To do:
Copy out the listing exactly.
-.-.-
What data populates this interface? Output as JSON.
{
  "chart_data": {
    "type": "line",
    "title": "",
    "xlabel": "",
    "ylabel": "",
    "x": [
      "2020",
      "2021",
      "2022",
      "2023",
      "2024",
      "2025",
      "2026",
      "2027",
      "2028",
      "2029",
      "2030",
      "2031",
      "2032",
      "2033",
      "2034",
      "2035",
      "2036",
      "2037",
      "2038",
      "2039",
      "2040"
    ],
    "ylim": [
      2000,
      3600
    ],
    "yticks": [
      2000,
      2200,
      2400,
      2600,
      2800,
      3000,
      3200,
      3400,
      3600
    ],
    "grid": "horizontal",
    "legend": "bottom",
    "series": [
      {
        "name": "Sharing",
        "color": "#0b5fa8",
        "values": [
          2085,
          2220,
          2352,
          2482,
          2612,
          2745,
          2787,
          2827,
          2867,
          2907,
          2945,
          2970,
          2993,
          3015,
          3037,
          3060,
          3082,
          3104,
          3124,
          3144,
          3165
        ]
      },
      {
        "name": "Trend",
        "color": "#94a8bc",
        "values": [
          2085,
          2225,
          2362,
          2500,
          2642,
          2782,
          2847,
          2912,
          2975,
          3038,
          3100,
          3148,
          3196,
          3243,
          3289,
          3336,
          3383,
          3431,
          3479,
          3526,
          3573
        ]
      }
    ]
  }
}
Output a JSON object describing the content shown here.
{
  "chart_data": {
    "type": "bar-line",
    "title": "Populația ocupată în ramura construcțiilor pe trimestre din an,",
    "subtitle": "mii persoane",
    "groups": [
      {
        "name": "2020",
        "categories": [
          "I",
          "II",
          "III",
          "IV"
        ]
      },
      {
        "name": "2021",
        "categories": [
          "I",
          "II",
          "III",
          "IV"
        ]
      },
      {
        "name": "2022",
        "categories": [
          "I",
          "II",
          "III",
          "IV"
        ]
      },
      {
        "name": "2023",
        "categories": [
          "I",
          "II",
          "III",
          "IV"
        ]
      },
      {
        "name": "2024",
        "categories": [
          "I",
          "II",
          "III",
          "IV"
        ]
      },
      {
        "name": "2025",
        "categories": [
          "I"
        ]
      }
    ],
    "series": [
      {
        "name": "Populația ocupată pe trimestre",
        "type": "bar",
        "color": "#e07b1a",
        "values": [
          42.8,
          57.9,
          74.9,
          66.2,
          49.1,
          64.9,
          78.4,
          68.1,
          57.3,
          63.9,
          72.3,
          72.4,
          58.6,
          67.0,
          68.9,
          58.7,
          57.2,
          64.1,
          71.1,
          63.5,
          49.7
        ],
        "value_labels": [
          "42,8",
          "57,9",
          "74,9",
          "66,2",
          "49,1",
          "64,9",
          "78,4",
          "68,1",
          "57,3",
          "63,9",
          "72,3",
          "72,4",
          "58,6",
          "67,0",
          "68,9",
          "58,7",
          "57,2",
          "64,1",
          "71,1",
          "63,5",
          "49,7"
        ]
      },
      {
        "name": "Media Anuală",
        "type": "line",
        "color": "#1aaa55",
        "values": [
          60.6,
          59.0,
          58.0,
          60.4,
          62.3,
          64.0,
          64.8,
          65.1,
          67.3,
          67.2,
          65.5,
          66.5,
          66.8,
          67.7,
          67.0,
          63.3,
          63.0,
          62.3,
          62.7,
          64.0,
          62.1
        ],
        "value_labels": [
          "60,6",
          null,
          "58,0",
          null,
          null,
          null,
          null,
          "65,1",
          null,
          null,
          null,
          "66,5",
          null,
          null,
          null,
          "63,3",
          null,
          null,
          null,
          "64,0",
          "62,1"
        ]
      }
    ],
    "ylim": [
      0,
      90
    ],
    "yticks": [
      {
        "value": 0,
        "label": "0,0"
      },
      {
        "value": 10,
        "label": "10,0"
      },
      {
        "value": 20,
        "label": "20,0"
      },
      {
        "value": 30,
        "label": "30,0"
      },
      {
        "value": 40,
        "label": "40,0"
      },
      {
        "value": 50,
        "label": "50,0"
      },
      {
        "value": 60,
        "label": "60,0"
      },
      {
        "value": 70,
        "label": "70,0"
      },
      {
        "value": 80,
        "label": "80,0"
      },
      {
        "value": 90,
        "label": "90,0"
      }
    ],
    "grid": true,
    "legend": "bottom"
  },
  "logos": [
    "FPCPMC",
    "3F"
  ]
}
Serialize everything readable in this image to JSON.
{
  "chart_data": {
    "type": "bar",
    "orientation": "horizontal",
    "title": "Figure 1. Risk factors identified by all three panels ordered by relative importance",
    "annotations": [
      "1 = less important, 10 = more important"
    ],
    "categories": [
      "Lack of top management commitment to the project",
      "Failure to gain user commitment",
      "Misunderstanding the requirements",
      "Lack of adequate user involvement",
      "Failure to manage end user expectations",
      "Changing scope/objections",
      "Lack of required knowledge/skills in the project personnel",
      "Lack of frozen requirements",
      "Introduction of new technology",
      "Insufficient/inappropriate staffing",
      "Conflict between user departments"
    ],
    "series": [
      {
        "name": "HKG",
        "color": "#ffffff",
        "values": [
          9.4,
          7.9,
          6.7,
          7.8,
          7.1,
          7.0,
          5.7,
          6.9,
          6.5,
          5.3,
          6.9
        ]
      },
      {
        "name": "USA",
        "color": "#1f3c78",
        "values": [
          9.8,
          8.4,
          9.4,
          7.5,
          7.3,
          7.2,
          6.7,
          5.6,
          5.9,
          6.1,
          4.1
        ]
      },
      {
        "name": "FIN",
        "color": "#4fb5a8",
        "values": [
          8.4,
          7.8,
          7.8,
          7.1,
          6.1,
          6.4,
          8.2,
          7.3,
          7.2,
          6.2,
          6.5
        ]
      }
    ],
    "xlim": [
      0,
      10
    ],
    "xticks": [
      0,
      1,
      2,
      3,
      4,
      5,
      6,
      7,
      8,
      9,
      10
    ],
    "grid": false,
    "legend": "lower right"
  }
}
-.-.-
Exercise output:
What data populates this interface? Output as JSON.
{
  "chart_data": {
    "type": "line",
    "title": "",
    "xlabel": "",
    "ylabel": "",
    "x": [
      "2020",
      "2021",
      "2022",
      "2023",
      "2024",
      "2025",
      "2026",
      "2027",
      "2028",
      "2029",
      "2030",
      "2031",
      "2032",
      "2033",
      "2034",
      "2035",
      "2036",
      "2037",
      "2038",
      "2039",
      "2040"
    ],
    "ylim": [
      2000,
      3600
    ],
    "yticks": [
      2000,
      2200,
      2400,
      2600,
      2800,
      3000,
      3200,
      3400,
      3600
    ],
    "grid": "horizontal",
    "legend": "bottom",
    "series": [
      {
        "name": "Sharing",
        "color": "#0b5fa8",
        "values": [
          2085,
          2220,
          2352,
          2482,
          2612,
          2745,
          2787,
          2827,
          2867,
          2907,
          2945,
          2970,
          2993,
          3015,
          3037,
          3060,
          3082,
          3104,
          3124,
          3144,
          3165
        ]
      },
      {
        "name": "Trend",
        "color": "#94a8bc",
        "values": [
          2085,
          2225,
          2362,
          2500,
          2642,
          2782,
          2847,
          2912,
          2975,
          3038,
          3100,
          3148,
          3196,
          3243,
          3289,
          3336,
          3383,
          3431,
          3479,
          3526,
          3573
        ]
      }
    ]
  }
}
Output a JSON object describing the content shown here.
{
  "chart_data": {
    "type": "bar-line",
    "title": "Populația ocupată în ramura construcțiilor pe trimestre din an,",
    "subtitle": "mii persoane",
    "groups": [
      {
        "name": "2020",
        "categories": [
          "I",
          "II",
          "III",
          "IV"
        ]
      },
      {
        "name": "2021",
        "categories": [
          "I",
          "II",
          "III",
          "IV"
        ]
      },
      {
        "name": "2022",
        "categories": [
          "I",
          "II",
          "III",
          "IV"
        ]
      },
      {
        "name": "2023",
        "categories": [
          "I",
          "II",
          "III",
          "IV"
        ]
      },
      {
        "name": "2024",
        "categories": [
          "I",
          "II",
          "III",
          "IV"
        ]
      },
      {
        "name": "2025",
        "categories": [
          "I"
        ]
      }
    ],
    "series": [
      {
        "name": "Populația ocupată pe trimestre",
        "type": "bar",
        "color": "#e07b1a",
        "values": [
          42.8,
          57.9,
          74.9,
          66.2,
          49.1,
          64.9,
          78.4,
          68.1,
          57.3,
          63.9,
          72.3,
          72.4,
          58.6,
          67.0,
          68.9,
          58.7,
          57.2,
          64.1,
          71.1,
          63.5,
          49.7
        ],
        "value_labels": [
          "42,8",
          "57,9",
          "74,9",
          "66,2",
          "49,1",
          "64,9",
          "78,4",
          "68,1",
          "57,3",
          "63,9",
          "72,3",
          "72,4",
          "58,6",
          "67,0",
          "68,9",
          "58,7",
          "57,2",
          "64,1",
          "71,1",
          "63,5",
          "49,7"
        ]
      },
      {
        "name": "Media Anuală",
        "type": "line",
        "color": "#1aaa55",
        "values": [
          60.6,
          59.0,
          58.0,
          60.4,
          62.3,
          64.0,
          64.8,
          65.1,
          67.3,
          67.2,
          65.5,
          66.5,
          66.8,
          67.7,
          67.0,
          63.3,
          63.0,
          62.3,
          62.7,
          64.0,
          62.1
        ],
        "value_labels": [
          "60,6",
          null,
          "58,0",
          null,
          null,
          null,
          null,
          "65,1",
          null,
          null,
          null,
          "66,5",
          null,
          null,
          null,
          "63,3",
          null,
          null,
          null,
          "64,0",
          "62,1"
        ]
      }
    ],
    "ylim": [
      0,
      90
    ],
    "yticks": [
      {
        "value": 0,
        "label": "0,0"
      },
      {
        "value": 10,
        "label": "10,0"
      },
      {
        "value": 20,
        "label": "20,0"
      },
      {
        "value": 30,
        "label": "30,0"
      },
      {
        "value": 40,
        "label": "40,0"
      },
      {
        "value": 50,
        "label": "50,0"
      },
      {
        "value": 60,
        "label": "60,0"
      },
      {
        "value": 70,
        "label": "70,0"
      },
      {
        "value": 80,
        "label": "80,0"
      },
      {
        "value": 90,
        "label": "90,0"
      }
    ],
    "grid": true,
    "legend": "bottom"
  },
  "logos": [
    "FPCPMC",
    "3F"
  ]
}
Serialize everything readable in this image to JSON.
{
  "chart_data": {
    "type": "bar",
    "orientation": "horizontal",
    "title": "Figure 1. Risk factors identified by all three panels ordered by relative importance",
    "annotations": [
      "1 = less important, 10 = more important"
    ],
    "categories": [
      "Lack of top management commitment to the project",
      "Failure to gain user commitment",
      "Misunderstanding the requirements",
      "Lack of adequate user involvement",
      "Failure to manage end user expectations",
      "Changing scope/objections",
      "Lack of required knowledge/skills in the project personnel",
      "Lack of frozen requirements",
      "Introduction of new technology",
      "Insufficient/inappropriate staffing",
      "Conflict between user departments"
    ],
    "series": [
      {
        "name": "HKG",
        "color": "#ffffff",
        "values": [
          9.4,
          7.9,
          6.7,
          7.8,
          7.1,
          7.0,
          5.7,
          6.9,
          6.5,
          5.3,
          6.9
        ]
      },
      {
        "name": "USA",
        "color": "#1f3c78",
        "values": [
          9.8,
          8.4,
          9.4,
          7.5,
          7.3,
          7.2,
          6.7,
          5.6,
          5.9,
          6.1,
          4.1
        ]
      },
      {
        "name": "FIN",
        "color": "#4fb5a8",
        "values": [
          8.4,
          7.8,
          7.8,
          7.1,
          6.1,
          6.4,
          8.2,
          7.3,
          7.2,
          6.2,
          6.5
        ]
      }
    ],
    "xlim": [
      0,
      10
    ],
    "xticks": [
      0,
      1,
      2,
      3,
      4,
      5,
      6,
      7,
      8,
      9,
      10
    ],
    "grid": false,
    "legend": "lower right"
  }
}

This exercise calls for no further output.